WORK TO DO —
A – Present the records from their first line through the line containing "fit-page-icon[interactable]: [636, 670, 662, 696]" as a numbered list, leaving out any blank lines.
B – Carry on the text about the Piazza system from where it stops.

GIVEN TEXT —
This paper describes the Piazza system, which provides an infrastructure for building Semantic Web applications, and addresses the aforementioned problems. A Piazza application consists of many nodes, each of which can serve either or both of two roles: supplying source data with its schema, or providing only a schema (or ontology). A very simple node might only supply data (perhaps from a relational database); at the other extreme, a node might simply provide a schema or ontology to which other nodes' schemas may be mapped. The semantic glue in Piazza is provided by local mappings between small sets (usually pairs) of nodes. When a query is posed over the schema of a node, the system will utilize data from any node that is transitively connected by semantic mappings, by chaining mappings. Piazza's architecture can accommodate both local point-to-point mappings between data sources, as well as collaboration through select mediated ontologies. Since the architecture is reminiscent of peer-to-peer architectures, we refer to Piazza as a peer data management system (PDMS).

We make the following specific contributions.

  • We propose a language for mediating between nodes that allows mapping simple forms of domain structure and rich document structure. The language is based on XQuery [6], the emerging standard for querying XML. We also show that this language can map between nodes containing RDF data and nodes containing XML data.
  • We describe an algorithm for answering queries in Piazza that chains semantic mappings specified in our language. The challenge in developing the algorithm is that the mappings are directional, and hence may sometimes need to be traversed in reverse. In fact, the algorithm can also go in reverse through mappings from XML to RDF that flatten out the document structure. Previous work [16] has presented an analogous algorithm for the simple case where all data sources are relational. Here we extend the algorithms considerably to the XML setting.
  • Finally, we describe an implemented scenario using Piazza and several observations from this experience. The scenario includes 15 nodes (based on the structures and data of real web sites) that provide information about different aspects of the database research community.

At a more conceptual level, we believe that Piazza paves the way for a fruitful combination of data management and knowledge representation techniques in the construction of the Semantic Web. In fact, we emphasize that the techniques offered in Piazza are not a replacement for rich ontologies and languages for mapping between ontologies. Our goal is to provide the missing link between data described using rich ontologies and the wealth of data that is currently managed by a variety of tools. See [19] for a discussion of additional challenges in this area.

ENTRIES PROVIDED —

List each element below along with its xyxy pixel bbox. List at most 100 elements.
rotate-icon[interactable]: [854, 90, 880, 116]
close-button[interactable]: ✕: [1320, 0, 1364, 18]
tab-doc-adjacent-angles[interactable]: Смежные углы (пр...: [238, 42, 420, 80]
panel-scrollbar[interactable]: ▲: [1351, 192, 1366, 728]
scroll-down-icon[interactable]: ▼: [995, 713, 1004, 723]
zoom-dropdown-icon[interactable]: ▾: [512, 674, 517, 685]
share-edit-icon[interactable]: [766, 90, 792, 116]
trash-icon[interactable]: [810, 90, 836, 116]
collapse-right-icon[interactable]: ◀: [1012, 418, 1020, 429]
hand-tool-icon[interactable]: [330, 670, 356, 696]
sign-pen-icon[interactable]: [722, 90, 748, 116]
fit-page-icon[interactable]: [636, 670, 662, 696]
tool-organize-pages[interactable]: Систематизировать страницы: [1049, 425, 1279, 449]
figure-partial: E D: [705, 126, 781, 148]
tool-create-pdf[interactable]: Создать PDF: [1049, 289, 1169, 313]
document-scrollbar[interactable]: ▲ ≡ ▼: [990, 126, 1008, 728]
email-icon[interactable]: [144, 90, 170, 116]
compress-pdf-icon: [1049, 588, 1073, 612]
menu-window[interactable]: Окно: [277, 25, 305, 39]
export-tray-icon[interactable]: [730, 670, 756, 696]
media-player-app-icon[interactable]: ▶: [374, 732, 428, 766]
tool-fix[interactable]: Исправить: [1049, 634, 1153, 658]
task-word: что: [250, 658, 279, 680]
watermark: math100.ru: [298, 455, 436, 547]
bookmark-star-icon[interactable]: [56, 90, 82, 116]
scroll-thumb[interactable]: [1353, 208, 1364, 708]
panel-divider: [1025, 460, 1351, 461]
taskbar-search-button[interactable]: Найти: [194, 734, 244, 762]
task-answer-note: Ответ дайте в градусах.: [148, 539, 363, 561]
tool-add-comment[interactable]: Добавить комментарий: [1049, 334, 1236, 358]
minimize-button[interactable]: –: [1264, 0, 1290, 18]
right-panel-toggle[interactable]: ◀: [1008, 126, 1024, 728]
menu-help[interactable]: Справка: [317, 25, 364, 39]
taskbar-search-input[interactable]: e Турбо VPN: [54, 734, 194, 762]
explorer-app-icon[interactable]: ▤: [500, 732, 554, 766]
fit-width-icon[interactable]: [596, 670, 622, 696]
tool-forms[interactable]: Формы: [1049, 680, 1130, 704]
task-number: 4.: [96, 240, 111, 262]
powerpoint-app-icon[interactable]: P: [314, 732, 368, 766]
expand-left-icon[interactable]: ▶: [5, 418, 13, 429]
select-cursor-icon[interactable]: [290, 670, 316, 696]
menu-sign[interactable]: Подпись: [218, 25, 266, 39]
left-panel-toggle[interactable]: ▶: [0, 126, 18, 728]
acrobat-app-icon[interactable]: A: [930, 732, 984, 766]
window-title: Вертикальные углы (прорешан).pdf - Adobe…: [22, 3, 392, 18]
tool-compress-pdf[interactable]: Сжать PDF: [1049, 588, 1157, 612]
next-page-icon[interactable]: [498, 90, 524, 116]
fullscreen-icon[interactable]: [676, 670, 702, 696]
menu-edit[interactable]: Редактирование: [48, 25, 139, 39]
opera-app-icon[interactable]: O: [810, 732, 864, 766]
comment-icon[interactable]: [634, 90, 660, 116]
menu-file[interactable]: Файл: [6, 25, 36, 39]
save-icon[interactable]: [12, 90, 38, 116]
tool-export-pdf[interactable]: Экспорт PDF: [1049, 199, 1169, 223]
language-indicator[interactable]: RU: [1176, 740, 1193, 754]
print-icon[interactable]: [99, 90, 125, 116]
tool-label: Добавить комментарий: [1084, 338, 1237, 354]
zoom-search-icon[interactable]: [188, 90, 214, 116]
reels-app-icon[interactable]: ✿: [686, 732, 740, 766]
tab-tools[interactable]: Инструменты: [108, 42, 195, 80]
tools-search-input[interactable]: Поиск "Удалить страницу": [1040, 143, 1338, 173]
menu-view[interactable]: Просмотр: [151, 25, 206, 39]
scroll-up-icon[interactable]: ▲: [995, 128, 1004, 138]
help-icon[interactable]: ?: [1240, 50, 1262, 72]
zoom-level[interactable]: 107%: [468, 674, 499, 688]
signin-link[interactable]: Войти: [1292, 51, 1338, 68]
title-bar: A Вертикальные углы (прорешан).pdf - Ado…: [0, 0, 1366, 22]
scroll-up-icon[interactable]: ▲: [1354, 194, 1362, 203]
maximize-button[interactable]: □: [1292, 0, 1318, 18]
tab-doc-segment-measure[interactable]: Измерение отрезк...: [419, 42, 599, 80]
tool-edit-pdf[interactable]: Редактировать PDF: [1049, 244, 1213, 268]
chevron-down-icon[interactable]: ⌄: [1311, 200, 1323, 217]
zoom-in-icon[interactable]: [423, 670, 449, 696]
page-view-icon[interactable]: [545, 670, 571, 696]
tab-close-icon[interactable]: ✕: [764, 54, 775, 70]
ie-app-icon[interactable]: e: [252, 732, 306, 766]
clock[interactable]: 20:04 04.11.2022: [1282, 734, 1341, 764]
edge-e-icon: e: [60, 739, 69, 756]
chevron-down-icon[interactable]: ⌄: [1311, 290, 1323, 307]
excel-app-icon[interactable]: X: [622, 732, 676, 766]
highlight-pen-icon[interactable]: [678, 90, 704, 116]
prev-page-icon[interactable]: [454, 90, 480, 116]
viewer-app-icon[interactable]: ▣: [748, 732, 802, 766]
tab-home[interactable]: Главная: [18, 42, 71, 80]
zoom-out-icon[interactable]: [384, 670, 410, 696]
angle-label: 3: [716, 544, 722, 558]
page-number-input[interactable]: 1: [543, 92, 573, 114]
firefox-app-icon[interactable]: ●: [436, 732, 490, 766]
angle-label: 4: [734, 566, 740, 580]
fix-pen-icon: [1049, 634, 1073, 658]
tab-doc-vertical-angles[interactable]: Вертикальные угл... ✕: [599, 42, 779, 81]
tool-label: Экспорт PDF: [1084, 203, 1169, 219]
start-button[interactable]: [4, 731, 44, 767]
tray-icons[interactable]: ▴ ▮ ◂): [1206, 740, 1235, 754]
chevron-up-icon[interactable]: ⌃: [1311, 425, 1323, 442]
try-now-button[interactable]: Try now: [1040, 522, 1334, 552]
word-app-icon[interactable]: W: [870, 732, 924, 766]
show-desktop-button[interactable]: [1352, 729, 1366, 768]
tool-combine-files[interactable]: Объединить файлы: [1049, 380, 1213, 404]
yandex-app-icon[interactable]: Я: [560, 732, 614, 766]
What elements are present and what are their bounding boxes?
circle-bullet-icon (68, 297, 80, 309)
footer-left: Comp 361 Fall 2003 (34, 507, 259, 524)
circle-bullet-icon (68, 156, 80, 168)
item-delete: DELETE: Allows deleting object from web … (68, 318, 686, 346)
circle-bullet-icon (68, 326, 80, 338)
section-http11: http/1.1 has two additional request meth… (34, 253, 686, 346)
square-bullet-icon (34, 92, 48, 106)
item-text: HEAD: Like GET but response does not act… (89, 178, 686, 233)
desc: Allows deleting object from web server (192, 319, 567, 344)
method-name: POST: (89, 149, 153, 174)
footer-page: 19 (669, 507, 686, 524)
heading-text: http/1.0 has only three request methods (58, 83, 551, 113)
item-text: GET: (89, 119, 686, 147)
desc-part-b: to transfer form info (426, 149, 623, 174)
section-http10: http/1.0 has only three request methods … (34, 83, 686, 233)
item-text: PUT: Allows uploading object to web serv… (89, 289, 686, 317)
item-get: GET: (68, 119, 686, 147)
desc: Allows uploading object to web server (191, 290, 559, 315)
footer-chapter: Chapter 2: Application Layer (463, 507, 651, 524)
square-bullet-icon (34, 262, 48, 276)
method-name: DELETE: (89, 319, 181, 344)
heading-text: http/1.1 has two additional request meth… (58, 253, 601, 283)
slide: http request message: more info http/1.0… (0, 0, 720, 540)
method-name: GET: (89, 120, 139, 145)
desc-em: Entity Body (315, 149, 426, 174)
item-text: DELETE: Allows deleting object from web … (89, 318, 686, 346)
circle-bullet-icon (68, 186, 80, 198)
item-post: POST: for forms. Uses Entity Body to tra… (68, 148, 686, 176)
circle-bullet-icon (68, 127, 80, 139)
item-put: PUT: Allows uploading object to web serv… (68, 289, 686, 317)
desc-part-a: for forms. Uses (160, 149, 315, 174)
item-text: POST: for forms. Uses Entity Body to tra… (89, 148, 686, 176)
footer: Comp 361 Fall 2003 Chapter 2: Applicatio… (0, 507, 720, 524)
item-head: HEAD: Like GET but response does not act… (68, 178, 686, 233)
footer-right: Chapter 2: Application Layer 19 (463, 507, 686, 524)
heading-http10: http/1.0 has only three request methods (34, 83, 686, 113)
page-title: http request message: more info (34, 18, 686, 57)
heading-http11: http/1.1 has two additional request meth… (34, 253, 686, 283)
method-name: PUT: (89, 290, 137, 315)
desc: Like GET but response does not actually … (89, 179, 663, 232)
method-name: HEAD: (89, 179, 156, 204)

RESPONSES FOR EACH TASK —
A –
1. List each element below along with its xyxy pixel bbox. List at most 100 elements.
2. rotate-icon[interactable]: [854, 90, 880, 116]
3. close-button[interactable]: ✕: [1320, 0, 1364, 18]
4. tab-doc-adjacent-angles[interactable]: Смежные углы (пр...: [238, 42, 420, 80]
5. panel-scrollbar[interactable]: ▲: [1351, 192, 1366, 728]
6. scroll-down-icon[interactable]: ▼: [995, 713, 1004, 723]
7. zoom-dropdown-icon[interactable]: ▾: [512, 674, 517, 685]
8. share-edit-icon[interactable]: [766, 90, 792, 116]
9. trash-icon[interactable]: [810, 90, 836, 116]
10. collapse-right-icon[interactable]: ◀: [1012, 418, 1020, 429]
11. hand-tool-icon[interactable]: [330, 670, 356, 696]
12. sign-pen-icon[interactable]: [722, 90, 748, 116]
13. fit-page-icon[interactable]: [636, 670, 662, 696]

B –
The paper is organized as follows. Section 2 provides an overview of Piazza, and Section 3 describes the language for mapping between nodes in Piazza. Section 4 presents the key algorithm underlying query answering in Piazza. In Section 5 we offer our experiences from implementing the scenario. Section 6 describes related work, and Section 7 concludes.

System Overview

We begin by providing an overview of the concepts underlying Piazza and our approach to building Semantic Web applications.

Data, Schemas, and Queries

Our ultimate goal with Piazza is to provide query answering and translation across the full range of data, from RDF and its associated ontologies to XML, which has a substantially less expressive schema language. The main focus of this paper is on sharing XML data, but we explain how to accommodate richer data as we proceed.

Today, most commercial and scientific applications have facilities for automatically exporting their data into XML form. Hence, for the purpose of our discussion, we can consider XML to be the standard representation of a wide variety of data sources (as do others [28]). In some cases, accessing the actual data may require an additional level of translation (e.g., with systems like [13,31]). Perhaps of equal importance, many applications, tools, and programming languages or libraries have facilities for loading, processing, and importing XML data. In the ideal case, one could map the wealth of existing XML-style data into the Semantic Web and query it using Semantic Web tools; correspondingly, one could take the results of Semantic Web queries and map them back into XML so they can be fed into conventional applications.

RDF is neutral with respect to objects' importance: it represents a graph of interlinked objects, properties, and values. RDF also assigns uniform semantic meaning to certain reserved objects (e.g., containers) and properties (e.g., identifiers, object types, references). Relationships between pairs of objects are explicitly named.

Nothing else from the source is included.